Work to complete —
Answer these questions from the Commission meeting excerpt below:
(a) Which docket did Martzke open for additional Commission action?
(b) Until which meeting was the matter tabled?
(c) What did the CD obtained from the Board of Supervisors cost?

# Excerpt to read start

Martzke: To the - uh - we got our options. I will entertain reopening for any one of the actions that you want to do. Either to start totally over, table, or leave it stand as it is now.
[unintelligible]
Martzke: Do we have to table to a time [certain?] on this?
Hanson?? You would probably want to do that. [unintelligible]
Martzke: By tabling it, will we get notification out to all the people who were here tonight, those especially that we have names and addresses, could we be sure that they got notified? ok... I will open the Docket R-04-03A for additional Commission action if the Commission so desires.
???: ______________ Mr. Chairman before we get too involved in this [unintelligible]
Martzke: If we table, we will go into the options and definitions that we want to look for at the next hearing.
[discussing time - April - I think thats a little long.]
We have the ability to notify the folks who shared their concerns with us tonight. [unintelligible]
March, March would be good.
Martzke: Seconded, seconded for March. Tabled until the March meeting? All in favor signal by raising their right hand. It is unanimous. [unintelligible]
So, based on attorney Hansons advice, the Commission voted for a procedure which is not allowed by the Bylaw that applies to this docket.
Even the initial step of reopening may not have been allowed by either parliamentary procedure or by the Open Meeting Law.
To all appearances, the Commission was willing to do anything to avoid acknowledging that the docket had been defeated and was dead.
-- C. Planning & Zoning Department acts on January 25, 2006.
The Planning & Zoning Department refused to make the minutes from January 11 available until January 25. The Director of the Department, Judy Anderson, insisted that the OML did not require minutes to be made available within three working days after a meeting. She refused to provide a CD at all; one was obtained from the Board of Supervisors, at a cost of $10. Anderson was violating the Open Meeting Law.

# Excerpt to read end
# Data block start

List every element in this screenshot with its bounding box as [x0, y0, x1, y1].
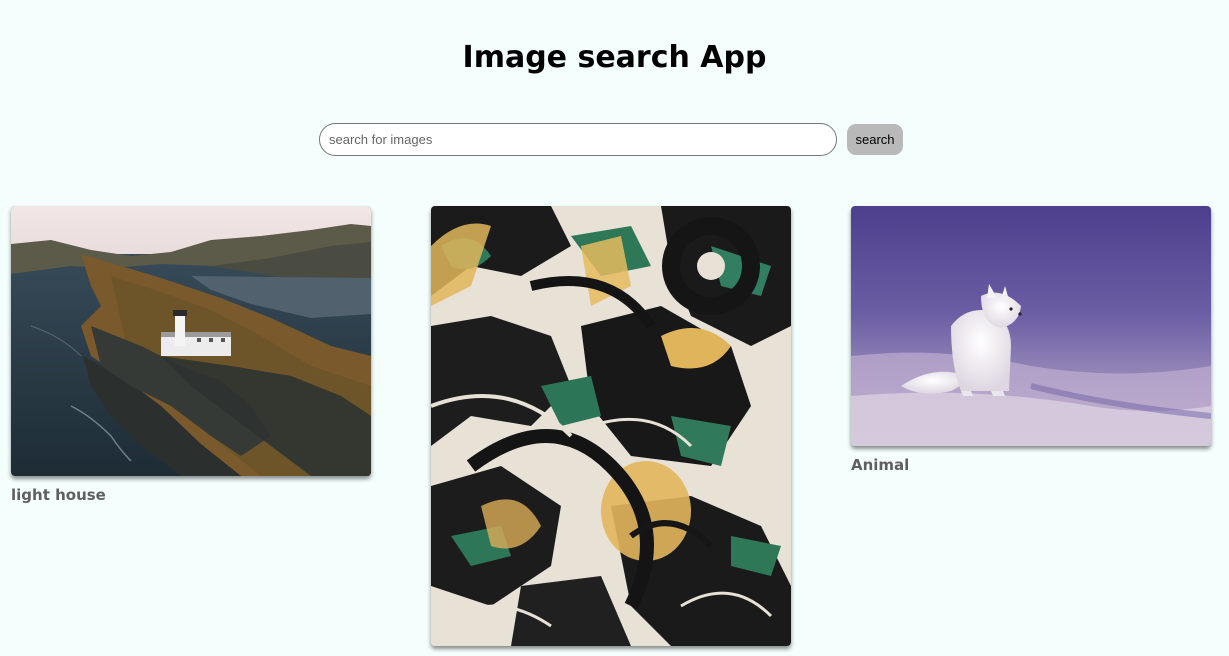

# Data block end

Output for this task —
(a) Docket R-04-03A
(b) The March meeting
(c) $10